EXERCISE PROMPT
Filter out everything except lines holding "Canada".

[Stored records]
------------------------------

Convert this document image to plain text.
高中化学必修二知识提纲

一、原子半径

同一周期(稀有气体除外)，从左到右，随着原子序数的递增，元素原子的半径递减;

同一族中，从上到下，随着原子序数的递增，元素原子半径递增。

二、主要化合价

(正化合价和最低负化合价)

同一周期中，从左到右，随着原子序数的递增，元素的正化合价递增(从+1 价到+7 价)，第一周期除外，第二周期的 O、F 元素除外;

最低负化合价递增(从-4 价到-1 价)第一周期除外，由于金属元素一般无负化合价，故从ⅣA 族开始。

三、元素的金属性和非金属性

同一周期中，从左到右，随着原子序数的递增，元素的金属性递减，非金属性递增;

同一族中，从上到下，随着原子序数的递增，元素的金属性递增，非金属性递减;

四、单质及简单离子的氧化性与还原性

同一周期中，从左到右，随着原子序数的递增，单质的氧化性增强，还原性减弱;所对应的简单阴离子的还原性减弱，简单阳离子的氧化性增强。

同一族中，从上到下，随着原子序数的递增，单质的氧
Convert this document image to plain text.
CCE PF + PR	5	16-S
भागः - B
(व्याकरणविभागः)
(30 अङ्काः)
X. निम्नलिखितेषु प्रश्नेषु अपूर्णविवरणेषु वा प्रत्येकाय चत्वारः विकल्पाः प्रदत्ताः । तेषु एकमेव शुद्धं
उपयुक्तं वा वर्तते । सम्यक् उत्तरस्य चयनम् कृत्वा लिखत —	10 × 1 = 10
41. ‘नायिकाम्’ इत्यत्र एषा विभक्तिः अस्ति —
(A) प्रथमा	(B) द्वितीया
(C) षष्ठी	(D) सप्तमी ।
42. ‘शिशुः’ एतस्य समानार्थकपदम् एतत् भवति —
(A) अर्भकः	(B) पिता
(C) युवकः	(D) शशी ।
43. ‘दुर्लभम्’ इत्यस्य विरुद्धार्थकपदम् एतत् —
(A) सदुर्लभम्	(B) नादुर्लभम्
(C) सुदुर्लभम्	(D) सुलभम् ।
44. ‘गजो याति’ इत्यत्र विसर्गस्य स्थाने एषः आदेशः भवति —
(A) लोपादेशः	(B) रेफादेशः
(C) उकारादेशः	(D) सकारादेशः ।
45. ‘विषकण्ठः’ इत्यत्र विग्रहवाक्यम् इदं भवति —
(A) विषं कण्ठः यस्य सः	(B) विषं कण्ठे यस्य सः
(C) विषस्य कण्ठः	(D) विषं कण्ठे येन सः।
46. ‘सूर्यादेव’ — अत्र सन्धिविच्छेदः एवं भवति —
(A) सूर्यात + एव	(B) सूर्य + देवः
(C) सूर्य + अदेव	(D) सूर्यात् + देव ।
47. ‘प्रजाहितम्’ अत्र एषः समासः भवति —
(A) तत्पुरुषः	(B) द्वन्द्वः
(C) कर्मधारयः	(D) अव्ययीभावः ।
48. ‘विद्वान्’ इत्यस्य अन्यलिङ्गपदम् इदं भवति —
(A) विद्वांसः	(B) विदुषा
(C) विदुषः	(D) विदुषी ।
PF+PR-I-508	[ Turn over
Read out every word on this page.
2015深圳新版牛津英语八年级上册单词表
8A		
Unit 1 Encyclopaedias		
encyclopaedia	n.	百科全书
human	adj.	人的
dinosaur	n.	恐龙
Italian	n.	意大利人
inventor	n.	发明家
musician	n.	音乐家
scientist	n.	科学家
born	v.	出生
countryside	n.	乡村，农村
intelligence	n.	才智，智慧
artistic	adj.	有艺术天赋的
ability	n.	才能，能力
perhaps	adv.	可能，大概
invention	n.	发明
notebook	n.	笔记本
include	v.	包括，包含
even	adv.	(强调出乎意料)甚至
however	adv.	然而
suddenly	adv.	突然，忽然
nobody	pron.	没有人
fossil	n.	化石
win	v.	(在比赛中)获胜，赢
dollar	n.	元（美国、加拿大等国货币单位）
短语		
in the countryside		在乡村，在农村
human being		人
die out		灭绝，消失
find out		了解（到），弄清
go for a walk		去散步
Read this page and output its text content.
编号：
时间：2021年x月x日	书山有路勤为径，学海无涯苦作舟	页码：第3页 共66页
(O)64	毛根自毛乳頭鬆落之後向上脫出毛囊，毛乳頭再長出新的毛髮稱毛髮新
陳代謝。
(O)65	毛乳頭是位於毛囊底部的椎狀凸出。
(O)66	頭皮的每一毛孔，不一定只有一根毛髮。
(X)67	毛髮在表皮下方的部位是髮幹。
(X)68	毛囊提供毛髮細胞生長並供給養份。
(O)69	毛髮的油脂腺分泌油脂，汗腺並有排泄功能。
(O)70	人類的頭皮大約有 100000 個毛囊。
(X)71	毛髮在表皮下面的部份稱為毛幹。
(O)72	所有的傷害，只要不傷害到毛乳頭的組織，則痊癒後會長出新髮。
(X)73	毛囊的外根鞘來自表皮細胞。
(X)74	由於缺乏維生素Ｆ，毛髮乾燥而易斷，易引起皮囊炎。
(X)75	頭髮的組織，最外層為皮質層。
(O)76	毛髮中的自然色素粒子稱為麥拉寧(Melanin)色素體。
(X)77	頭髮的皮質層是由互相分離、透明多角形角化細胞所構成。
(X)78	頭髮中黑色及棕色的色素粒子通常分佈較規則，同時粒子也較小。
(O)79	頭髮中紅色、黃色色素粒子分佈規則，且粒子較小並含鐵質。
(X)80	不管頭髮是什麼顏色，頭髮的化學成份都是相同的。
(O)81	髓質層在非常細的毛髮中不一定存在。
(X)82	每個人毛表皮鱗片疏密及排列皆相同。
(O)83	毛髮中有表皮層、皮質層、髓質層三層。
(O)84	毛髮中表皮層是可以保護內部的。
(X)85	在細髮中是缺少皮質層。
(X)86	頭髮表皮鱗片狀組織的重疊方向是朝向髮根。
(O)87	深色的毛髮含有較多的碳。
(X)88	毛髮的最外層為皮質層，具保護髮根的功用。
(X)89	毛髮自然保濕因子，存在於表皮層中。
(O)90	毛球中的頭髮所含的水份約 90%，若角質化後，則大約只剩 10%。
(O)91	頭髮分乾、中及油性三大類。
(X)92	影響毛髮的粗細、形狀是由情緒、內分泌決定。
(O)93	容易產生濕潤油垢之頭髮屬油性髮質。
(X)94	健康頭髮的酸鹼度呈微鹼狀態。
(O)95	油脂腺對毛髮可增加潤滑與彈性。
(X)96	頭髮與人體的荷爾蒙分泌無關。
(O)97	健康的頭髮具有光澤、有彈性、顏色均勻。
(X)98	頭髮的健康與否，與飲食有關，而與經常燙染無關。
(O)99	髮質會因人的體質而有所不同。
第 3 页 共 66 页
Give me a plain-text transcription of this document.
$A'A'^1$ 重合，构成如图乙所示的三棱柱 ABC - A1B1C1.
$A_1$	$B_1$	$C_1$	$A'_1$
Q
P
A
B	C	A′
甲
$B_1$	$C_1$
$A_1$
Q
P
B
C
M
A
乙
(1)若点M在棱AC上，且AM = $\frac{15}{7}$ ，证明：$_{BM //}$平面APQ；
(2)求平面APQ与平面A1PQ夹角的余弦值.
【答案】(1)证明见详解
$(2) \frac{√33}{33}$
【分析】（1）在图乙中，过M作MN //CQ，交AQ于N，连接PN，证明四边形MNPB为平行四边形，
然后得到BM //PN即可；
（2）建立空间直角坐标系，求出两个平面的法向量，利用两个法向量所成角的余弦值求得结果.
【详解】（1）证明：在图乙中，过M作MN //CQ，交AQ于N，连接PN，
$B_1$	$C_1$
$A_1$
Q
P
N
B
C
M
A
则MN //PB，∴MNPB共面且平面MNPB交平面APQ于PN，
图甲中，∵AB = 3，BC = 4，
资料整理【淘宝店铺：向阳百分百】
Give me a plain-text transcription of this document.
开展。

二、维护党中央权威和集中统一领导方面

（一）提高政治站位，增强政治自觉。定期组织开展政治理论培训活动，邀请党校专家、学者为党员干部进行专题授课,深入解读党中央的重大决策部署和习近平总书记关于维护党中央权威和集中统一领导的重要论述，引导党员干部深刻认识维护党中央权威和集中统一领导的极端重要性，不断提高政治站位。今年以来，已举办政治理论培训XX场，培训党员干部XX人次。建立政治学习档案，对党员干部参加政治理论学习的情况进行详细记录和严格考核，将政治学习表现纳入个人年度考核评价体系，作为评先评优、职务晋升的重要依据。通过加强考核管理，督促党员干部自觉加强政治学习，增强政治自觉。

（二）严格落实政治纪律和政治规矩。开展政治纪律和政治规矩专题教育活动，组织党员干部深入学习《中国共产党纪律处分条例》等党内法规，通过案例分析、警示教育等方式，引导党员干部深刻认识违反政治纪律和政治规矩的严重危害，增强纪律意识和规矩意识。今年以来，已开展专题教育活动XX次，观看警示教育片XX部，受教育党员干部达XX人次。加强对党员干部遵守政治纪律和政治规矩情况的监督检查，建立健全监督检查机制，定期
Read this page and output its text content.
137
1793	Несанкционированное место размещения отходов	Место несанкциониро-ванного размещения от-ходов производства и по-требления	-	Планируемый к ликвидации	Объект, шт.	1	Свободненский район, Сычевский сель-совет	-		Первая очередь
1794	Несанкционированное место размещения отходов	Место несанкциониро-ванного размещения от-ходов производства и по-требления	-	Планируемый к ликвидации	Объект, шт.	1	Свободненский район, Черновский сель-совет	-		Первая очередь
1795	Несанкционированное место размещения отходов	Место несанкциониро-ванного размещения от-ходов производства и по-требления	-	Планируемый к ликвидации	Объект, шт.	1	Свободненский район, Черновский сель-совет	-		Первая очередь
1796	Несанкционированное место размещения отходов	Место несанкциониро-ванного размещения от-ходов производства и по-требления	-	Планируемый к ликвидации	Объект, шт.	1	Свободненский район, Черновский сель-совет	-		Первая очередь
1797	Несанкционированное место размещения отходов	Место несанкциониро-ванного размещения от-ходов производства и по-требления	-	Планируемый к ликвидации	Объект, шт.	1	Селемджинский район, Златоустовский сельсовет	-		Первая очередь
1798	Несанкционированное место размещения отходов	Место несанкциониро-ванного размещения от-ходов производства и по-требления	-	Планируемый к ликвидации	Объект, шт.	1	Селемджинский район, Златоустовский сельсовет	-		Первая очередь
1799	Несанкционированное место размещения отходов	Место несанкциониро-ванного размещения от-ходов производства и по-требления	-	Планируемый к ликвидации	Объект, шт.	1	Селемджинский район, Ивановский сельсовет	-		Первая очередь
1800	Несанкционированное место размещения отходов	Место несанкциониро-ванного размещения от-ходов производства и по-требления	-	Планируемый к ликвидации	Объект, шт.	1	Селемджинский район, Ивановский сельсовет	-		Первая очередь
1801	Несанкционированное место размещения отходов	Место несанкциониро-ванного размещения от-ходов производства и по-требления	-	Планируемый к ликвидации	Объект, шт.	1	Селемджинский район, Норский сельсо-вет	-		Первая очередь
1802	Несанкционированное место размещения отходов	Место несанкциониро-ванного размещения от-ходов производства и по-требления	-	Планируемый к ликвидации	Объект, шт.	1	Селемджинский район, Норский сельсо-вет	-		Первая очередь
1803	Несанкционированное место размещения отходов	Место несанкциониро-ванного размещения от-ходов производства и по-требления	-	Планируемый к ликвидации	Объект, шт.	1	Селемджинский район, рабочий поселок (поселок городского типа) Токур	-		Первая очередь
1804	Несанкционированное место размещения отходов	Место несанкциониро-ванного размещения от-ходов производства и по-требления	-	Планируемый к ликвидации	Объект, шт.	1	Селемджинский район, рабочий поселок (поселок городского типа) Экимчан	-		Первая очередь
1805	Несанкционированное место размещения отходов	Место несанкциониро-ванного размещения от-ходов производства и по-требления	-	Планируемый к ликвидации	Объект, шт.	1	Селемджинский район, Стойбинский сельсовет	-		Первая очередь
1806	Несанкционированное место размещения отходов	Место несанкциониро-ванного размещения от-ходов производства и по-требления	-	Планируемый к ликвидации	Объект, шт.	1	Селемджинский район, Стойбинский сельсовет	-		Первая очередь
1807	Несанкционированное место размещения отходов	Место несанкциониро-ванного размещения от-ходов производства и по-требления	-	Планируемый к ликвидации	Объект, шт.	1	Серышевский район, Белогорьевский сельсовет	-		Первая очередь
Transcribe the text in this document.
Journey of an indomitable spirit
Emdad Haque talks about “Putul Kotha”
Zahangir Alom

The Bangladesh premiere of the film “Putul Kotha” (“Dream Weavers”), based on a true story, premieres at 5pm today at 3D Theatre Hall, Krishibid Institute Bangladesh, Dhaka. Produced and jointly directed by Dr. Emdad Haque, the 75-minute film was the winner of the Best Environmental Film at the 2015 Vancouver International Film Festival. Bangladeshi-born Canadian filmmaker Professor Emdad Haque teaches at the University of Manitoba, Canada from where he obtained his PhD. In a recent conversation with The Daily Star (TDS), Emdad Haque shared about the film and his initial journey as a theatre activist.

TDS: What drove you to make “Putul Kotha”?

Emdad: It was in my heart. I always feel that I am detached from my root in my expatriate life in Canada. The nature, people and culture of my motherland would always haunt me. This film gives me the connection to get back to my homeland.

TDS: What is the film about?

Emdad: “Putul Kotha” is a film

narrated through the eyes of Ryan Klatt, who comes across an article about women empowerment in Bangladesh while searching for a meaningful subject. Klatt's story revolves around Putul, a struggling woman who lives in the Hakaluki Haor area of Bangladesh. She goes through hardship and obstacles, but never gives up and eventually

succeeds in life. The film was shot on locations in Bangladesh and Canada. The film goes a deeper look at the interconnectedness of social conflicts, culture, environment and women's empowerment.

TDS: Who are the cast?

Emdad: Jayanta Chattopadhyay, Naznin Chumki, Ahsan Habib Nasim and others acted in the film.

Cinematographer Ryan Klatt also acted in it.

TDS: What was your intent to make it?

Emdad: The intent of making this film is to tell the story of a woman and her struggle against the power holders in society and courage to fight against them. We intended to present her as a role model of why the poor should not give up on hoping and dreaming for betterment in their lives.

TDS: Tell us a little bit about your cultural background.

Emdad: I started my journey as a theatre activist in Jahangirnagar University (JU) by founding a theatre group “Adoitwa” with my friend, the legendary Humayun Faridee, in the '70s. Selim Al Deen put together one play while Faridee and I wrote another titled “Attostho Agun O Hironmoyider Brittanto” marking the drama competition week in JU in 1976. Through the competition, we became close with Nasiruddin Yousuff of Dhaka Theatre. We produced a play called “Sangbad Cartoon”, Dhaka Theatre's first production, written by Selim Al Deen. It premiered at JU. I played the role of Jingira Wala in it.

------------------------------

OUTPUT
The Bangladesh premiere of the film “Putul Kotha” (“Dream Weavers”), based on a true story, premieres at 5pm today at 3D Theatre Hall, Krishibid Institute Bangladesh, Dhaka. Produced and jointly directed by Dr. Emdad Haque, the 75-minute film was the winner of the Best Environmental Film at the 2015 Vancouver International Film Festival. Bangladeshi-born Canadian filmmaker Professor Emdad Haque teaches at the University of Manitoba, Canada from where he obtained his PhD. In a recent conversation with The Daily Star (TDS), Emdad Haque shared about the film and his initial journey as a theatre activist.
Emdad: It was in my heart. I always feel that I am detached from my root in my expatriate life in Canada. The nature, people and culture of my motherland would always haunt me. This film gives me the connection to get back to my homeland.
succeeds in life. The film was shot on locations in Bangladesh and Canada. The film goes a deeper look at the interconnectedness of social conflicts, culture, environment and women's empowerment.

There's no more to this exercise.